- THE PROBLEM:
Carry none of the pictures over; write out the complete data exactly.

- STORED DATA:
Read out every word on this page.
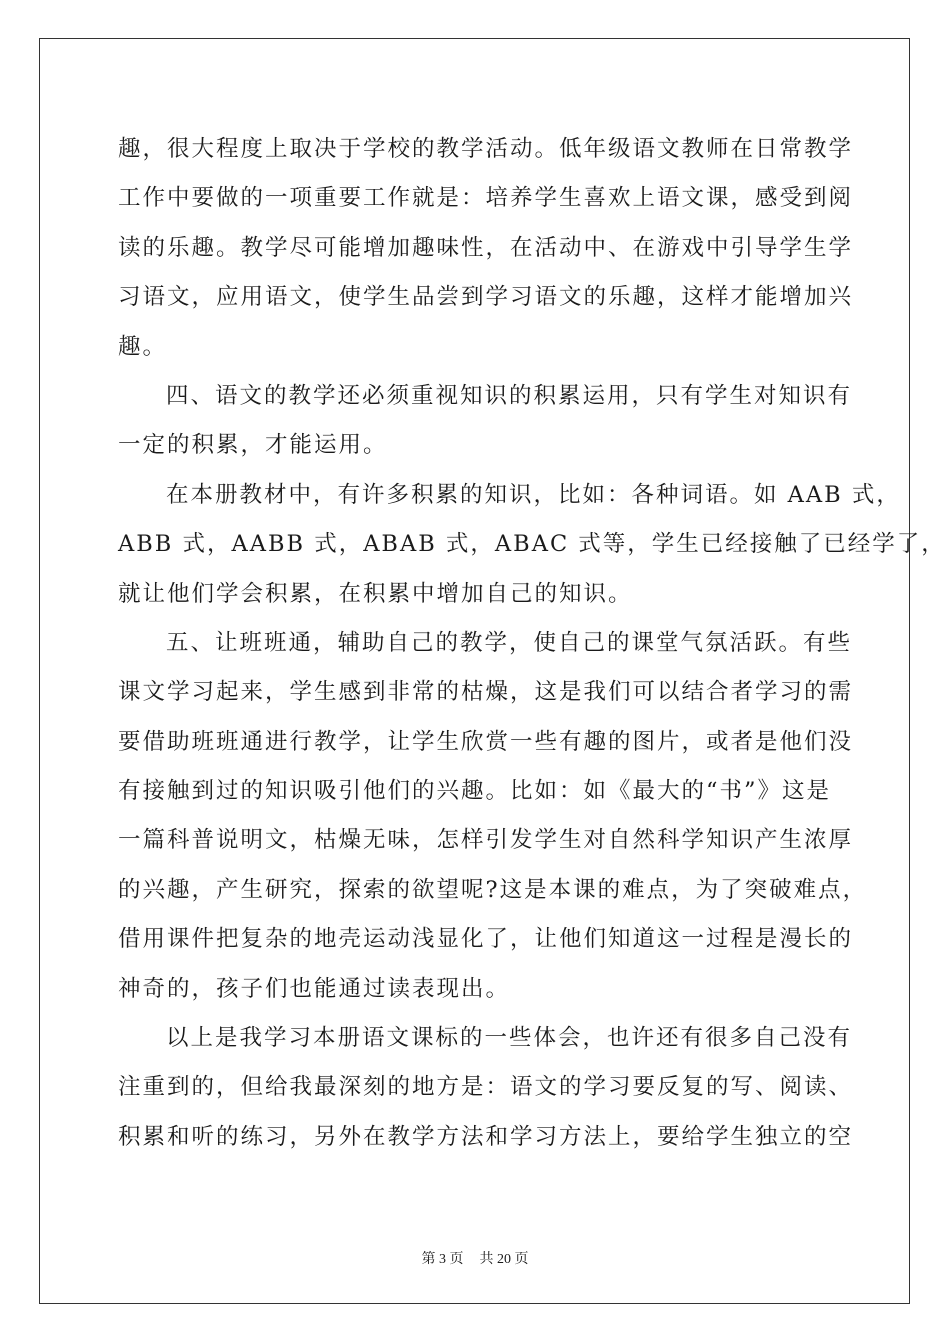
趣，很大程度上取决于学校的教学活动。低年级语文教师在日常教学
工作中要做的一项重要工作就是：培养学生喜欢上语文课，感受到阅
读的乐趣。教学尽可能增加趣味性，在活动中、在游戏中引导学生学
习语文，应用语文，使学生品尝到学习语文的乐趣，这样才能增加兴
趣。
四、语文的教学还必须重视知识的积累运用，只有学生对知识有
一定的积累，才能运用。
在本册教材中，有许多积累的知识，比如：各种词语。如 AAB 式，
ABB 式，AABB 式，ABAB 式，ABAC 式等，学生已经接触了已经学了，
就让他们学会积累，在积累中增加自己的知识。
五、让班班通，辅助自己的教学，使自己的课堂气氛活跃。有些
课文学习起来，学生感到非常的枯燥，这是我们可以结合者学习的需
要借助班班通进行教学，让学生欣赏一些有趣的图片，或者是他们没
有接触到过的知识吸引他们的兴趣。比如：如《最大的“书”》这是
一篇科普说明文，枯燥无味，怎样引发学生对自然科学知识产生浓厚
的兴趣，产生研究，探索的欲望呢?这是本课的难点，为了突破难点，
借用课件把复杂的地壳运动浅显化了，让他们知道这一过程是漫长的
神奇的，孩子们也能通过读表现出。
以上是我学习本册语文课标的一些体会，也许还有很多自己没有
注重到的，但给我最深刻的地方是：语文的学习要反复的写、阅读、
积累和听的练习，另外在教学方法和学习方法上，要给学生独立的空
第 3 页 共 20 页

- RESULT BELOW:
Read out every word on this page.
趣，很大程度上取决于学校的教学活动。低年级语文教师在日常教学
工作中要做的一项重要工作就是：培养学生喜欢上语文课，感受到阅
读的乐趣。教学尽可能增加趣味性，在活动中、在游戏中引导学生学
习语文，应用语文，使学生品尝到学习语文的乐趣，这样才能增加兴
趣。
四、语文的教学还必须重视知识的积累运用，只有学生对知识有
一定的积累，才能运用。
在本册教材中，有许多积累的知识，比如：各种词语。如 AAB 式，
ABB 式，AABB 式，ABAB 式，ABAC 式等，学生已经接触了已经学了，
就让他们学会积累，在积累中增加自己的知识。
五、让班班通，辅助自己的教学，使自己的课堂气氛活跃。有些
课文学习起来，学生感到非常的枯燥，这是我们可以结合者学习的需
要借助班班通进行教学，让学生欣赏一些有趣的图片，或者是他们没
有接触到过的知识吸引他们的兴趣。比如：如《最大的“书”》这是
一篇科普说明文，枯燥无味，怎样引发学生对自然科学知识产生浓厚
的兴趣，产生研究，探索的欲望呢?这是本课的难点，为了突破难点，
借用课件把复杂的地壳运动浅显化了，让他们知道这一过程是漫长的
神奇的，孩子们也能通过读表现出。
以上是我学习本册语文课标的一些体会，也许还有很多自己没有
注重到的，但给我最深刻的地方是：语文的学习要反复的写、阅读、
积累和听的练习，另外在教学方法和学习方法上，要给学生独立的空
第 3 页 共 20 页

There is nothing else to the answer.